TEXT PROVIDED:

— Start —

Football is helping to finance the defence of Gotovina and other Croatians accused of war crimes
There’s a football match being played this Saturday at the Maksimir stadium in
Zagabria where the gate receipts are going to charity. However, the proceeds from
the match between Dynamo Zagabria and Hadjuk Split aren’t going to a children’s
association or towards the fight against some illness but to pay for the legal
costs of a dozen or so Croatian generals accused of war crimes by the International
Tribunal for the former Yugoslavia. One of the accused is Ante Gotovina, who was
captured last December in the Canary Islands and is considered by many people
in Croatia to be a national hero.
Important Match. “Let’s hope the stadium is full”, the Dynamo team manager, Zdravko Mamic, was
quoted as saying, and if it is it will mean that 40,000 people will have contributed
around €150,000 to the cause. In all likelihood the ground will be full since
the match is the penultimate of this year’s championship and is between the two
teams that in recent years have been the strongest in the league. In fact Dynamo
has just won the championship, which in the last years was won by Hajduk, and
the team wants to celebrate in front of its own fans.
National heroes. The episode is the latest demonstration of how Croatian society has closed ranks
around Gotovina and the other soldiers accused by the Hague. The European Union
declared that their capture was a condition for Croatia entering the EU in the
near future, but not even this incentive changed public opinion in Croatia. In
December 70,000 people took to the streets in Zagabria to protest after Gotovina
was captured and another 100,000 followed suit in Split, while a survey revealed
that 60% of Croatians don’t believe that Gotovina is responsible for the war crimes
he’s accused of and 53% think that his arrest is negative for Croatia.

— End —

(Collection entries)
— Start —

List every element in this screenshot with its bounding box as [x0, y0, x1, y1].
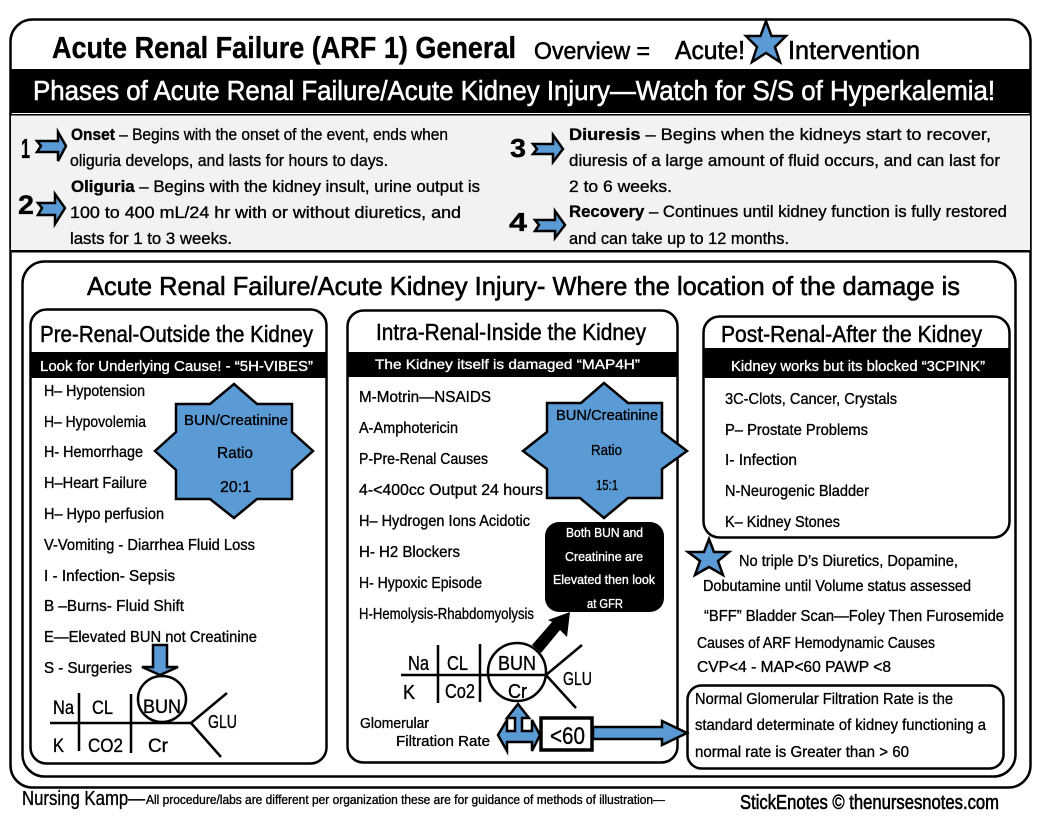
MAP4H list: 4-<400cc Output 24 hours [359, 482, 543, 499]
lab fishbone: pre-renal [50, 676, 237, 757]
5H-VIBES list: H- Hemorrhage [44, 444, 143, 461]
3CPINK list: P– Prostate Problems [725, 422, 868, 439]
footer left: Nursing Kamp— [22, 788, 145, 810]
callout: normal GFR: Normal Glomerular Filtration Rate is the [695, 691, 953, 708]
lab fishbone: pre-renal: GLU [208, 712, 237, 732]
notes: Causes of ARF Hemodynamic Causes [697, 635, 935, 652]
MAP4H list: P-Pre-Renal Causes [359, 451, 488, 468]
callout: normal GFR: normal rate is Greater than > 60 [695, 744, 909, 761]
5H-VIBES list: S - Surgeries [44, 660, 132, 677]
callout: GFR note: at GFR [587, 596, 623, 611]
5H-VIBES list: I - Infection- Sepsis [44, 568, 175, 585]
title: Overview = [534, 38, 650, 65]
3CPINK list: N-Neurogenic Bladder [725, 483, 870, 500]
location heading: Acute Renal Failure/Acute Kidney Injury- Where the location of the damage is [87, 271, 960, 301]
GFR label: Filtration Rate [396, 733, 490, 750]
footer right: StickEnotes © thenursesnotes.com [740, 792, 999, 814]
arrow: to GFR note [532, 612, 570, 653]
phase 3 diuresis: 3 [510, 133, 526, 163]
arrow: three-way GFR [498, 704, 540, 751]
phase 3 diuresis: diuresis of a large amount of fluid occurs, and can last for [569, 151, 1000, 170]
ratio badge 20:1: 20:1 [220, 479, 251, 496]
GFR label: Glomerular [360, 715, 429, 732]
phase 4 recovery: Recovery – Continues until kidney function is fully restored [569, 202, 1007, 221]
phase 4 recovery: 4 [509, 207, 528, 237]
lab fishbone: intra-renal: BUN [498, 653, 536, 675]
5H-VIBES list: B –Burns- Fluid Shift [44, 598, 185, 615]
phases banner: Phases of Acute Renal Failure/Acute Kidney Injury—Watch for S/S of Hyperkalemia! [33, 75, 995, 106]
phase 3 diuresis: 2 to 6 weeks. [569, 177, 672, 196]
phase 2 oliguria: 2 [18, 190, 34, 220]
phase 1 onset: Onset – Begins with the onset of the event, ends when [71, 125, 448, 144]
5H-VIBES list: E—Elevated BUN not Creatinine [44, 629, 257, 646]
GFR value box: <60 [550, 723, 585, 750]
panel: pre-renal [30, 310, 327, 764]
ratio badge 15:1: BUN/Creatinine [556, 407, 658, 424]
callout: GFR note: Both BUN and [566, 525, 643, 540]
title: Acute Renal Failure (ARF 1) General [52, 30, 516, 65]
5H-VIBES list: H–Heart Failure [44, 475, 147, 492]
ratio badge 15:1: Ratio [591, 442, 622, 459]
icon: title star [746, 21, 786, 62]
3CPINK list: 3C-Clots, Cancer, Crystals [725, 391, 897, 408]
notes [697, 553, 1004, 676]
lab fishbone: intra-renal: Co2 [445, 681, 475, 703]
callout: normal GFR [688, 686, 1004, 768]
title: Acute! [675, 35, 745, 65]
panel: post-renal [703, 316, 1010, 538]
MAP4H list: H- H2 Blockers [359, 544, 460, 561]
phase 2 oliguria: 100 to 400 mL/24 hr with or without diuretics, and [70, 203, 461, 222]
lab fishbone: intra-renal: K [403, 682, 416, 704]
lab fishbone: intra-renal: Na [408, 653, 430, 675]
lab fishbone: pre-renal: Na [53, 698, 74, 719]
lab fishbone: intra-renal [401, 643, 592, 708]
notes: Dobutamine until Volume status assessed [703, 578, 971, 595]
lab fishbone: intra-renal: GLU [563, 669, 592, 689]
ratio badge 15:1: 15:1 [596, 477, 618, 494]
MAP4H list: H– Hydrogen Ions Acidotic [359, 513, 530, 530]
callout: GFR note: Elevated then look [553, 572, 655, 587]
phase 2 oliguria: Oliguria – Begins with the kidney insult, urine output is [71, 177, 480, 196]
callout: GFR note: Creatinine are [565, 549, 643, 564]
GFR label [360, 715, 490, 750]
MAP4H list [359, 389, 543, 623]
panel: location of damage [22, 262, 1016, 776]
MAP4H list: H- Hypoxic Episode [359, 575, 482, 592]
pre-renal banner [30, 352, 327, 378]
footer left: All procedure/labs are different per organization these are for guidance of methods of illustration— [146, 793, 665, 807]
phase 4 recovery: and can take up to 12 months. [569, 229, 789, 248]
5H-VIBES list: H– Hypotension [44, 383, 145, 400]
phase 4 recovery [509, 202, 1007, 248]
lab fishbone: pre-renal: Cr [148, 736, 169, 757]
MAP4H list: A-Amphotericin [359, 420, 458, 437]
arrow: down to BUN [142, 645, 178, 675]
title [52, 30, 920, 65]
callout: normal GFR: standard determinate of kidney functioning a [695, 717, 986, 734]
3CPINK list: I- Infection [725, 452, 797, 469]
5H-VIBES list [44, 383, 257, 677]
intra-renal heading: Intra-Renal-Inside the Kidney [376, 319, 646, 345]
lab fishbone: intra-renal: Cr [508, 681, 527, 703]
title: Intervention [788, 35, 920, 65]
ratio badge 20:1: BUN/Creatinine [184, 412, 288, 429]
5H-VIBES list: H– Hypovolemia [44, 414, 146, 431]
panel: intra-renal [347, 310, 687, 762]
phases banner [11, 69, 1030, 113]
GFR value box [541, 718, 592, 750]
MAP4H list: M-Motrin—NSAIDS [359, 389, 491, 406]
lab fishbone: pre-renal: CO2 [88, 736, 123, 757]
lab fishbone: pre-renal: BUN [143, 697, 181, 718]
intra-renal banner: The Kidney itself is damaged “MAP4H” [375, 356, 640, 372]
phase 1 onset: oliguria develops, and lasts for hours to days. [70, 151, 388, 170]
5H-VIBES list: V-Vomiting - Diarrhea Fluid Loss [44, 537, 255, 554]
footer left [22, 788, 665, 810]
post-renal heading: Post-Renal-After the Kidney [721, 321, 982, 347]
phase 2 oliguria: lasts for 1 to 3 weeks. [70, 229, 232, 248]
MAP4H list: H-Hemolysis-Rhabdomyolysis [359, 606, 534, 623]
ratio badge 15:1 [523, 383, 687, 518]
lab fishbone: intra-renal: CL [447, 653, 468, 675]
lab fishbone: pre-renal: K [53, 736, 64, 757]
5H-VIBES list: H– Hypo perfusion [44, 506, 164, 523]
notes: CVP<4 - MAP<60 PAWP <8 [697, 659, 891, 676]
post-renal banner: Kidney works but its blocked “3CPINK” [731, 358, 985, 375]
icon: note star [688, 539, 729, 575]
arrow: to normal GFR [593, 721, 687, 745]
intra-renal banner [347, 352, 678, 377]
notes: No triple D’s Diuretics, Dopamine, [739, 553, 958, 570]
3CPINK list: K– Kidney Stones [725, 514, 840, 531]
pre-renal banner: Look for Underlying Cause! - “5H-VIBES” [40, 358, 313, 375]
3CPINK list [725, 391, 897, 531]
panel: phases [11, 114, 1030, 252]
phase 3 diuresis: Diuresis – Begins when the kidneys start to recover, [569, 125, 991, 144]
post-renal banner [703, 348, 1010, 378]
callout: GFR note [545, 522, 664, 612]
ratio badge 20:1 [155, 384, 313, 518]
phase 1 onset [21, 125, 448, 170]
phase 2 oliguria [18, 177, 480, 248]
phase 3 diuresis [510, 125, 1000, 196]
ratio badge 20:1: Ratio [217, 445, 253, 462]
pre-renal heading: Pre-Renal-Outside the Kidney [40, 321, 313, 347]
notes: “BFF” Bladder Scan—Foley Then Furosemide [704, 608, 1004, 625]
phase 1 onset: 1 [21, 133, 30, 164]
lab fishbone: pre-renal: CL [92, 698, 113, 719]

— End —

WHAT YOU SHOULD DO: Continue the article about the Zagreb football match raising money for the Croatian generals' legal defense, picking up after its final sentence. The entries are separate material and stand apart from the article.

RESPONSE TO THE EXERCISE:
The accusations. The general’s trial is taking place at the moment and Gotovina has claimed that
he is innocent, suggesting that the trial could go on for a long time in much
the same way as that of Slobodan Milosevic, who died in March before his trial
finished. Gotovina, who was in charge of Croatian troops in Krajina, in eastern
Croatia, on the Serbian border, during the final phases of the war between Zagabria
and Belgrade, is accused of crimes against humanity involving 150-200,000 Serbian
Croats who lived in the region and were forcibly deported to Serbia by Gotovina’s
troops. According to the Hague, the Croatian troops killed 150 Serbs and burnt
the houses of thousands of others so that they couldn’t return.
Football and politics in the Balkans. The plan to give the proceeds of the Dynamo v Hajduk game to the alleged Croatian
war criminals once again demonstrates the links between sport and nationalism
in the former Yugoslavia. The former Milan player Zvonimir Boban, for example,
has never denied his support for Franjo Tudjman, the Croatian president who was
also charged by the Hague, while the star of Croatian tennis, Goran Ivanisevic,
publicly defended Gotovina after his arrest. Things in Serbia are little different
where Sinisa Mihajlovic, the professional footballer, was a great friend and admirer
of Arkan, the Serbian leader of the paramilitary Tigers who was also accused of
crimes against humanity in Bosnia and Kosova, before being assassinated by a sniper.
Arkan, who began his militancy among the hooligan fringe of Red Star Belgrade
supporters, consolidated his nationalist base by becoming president of Obilic
football club.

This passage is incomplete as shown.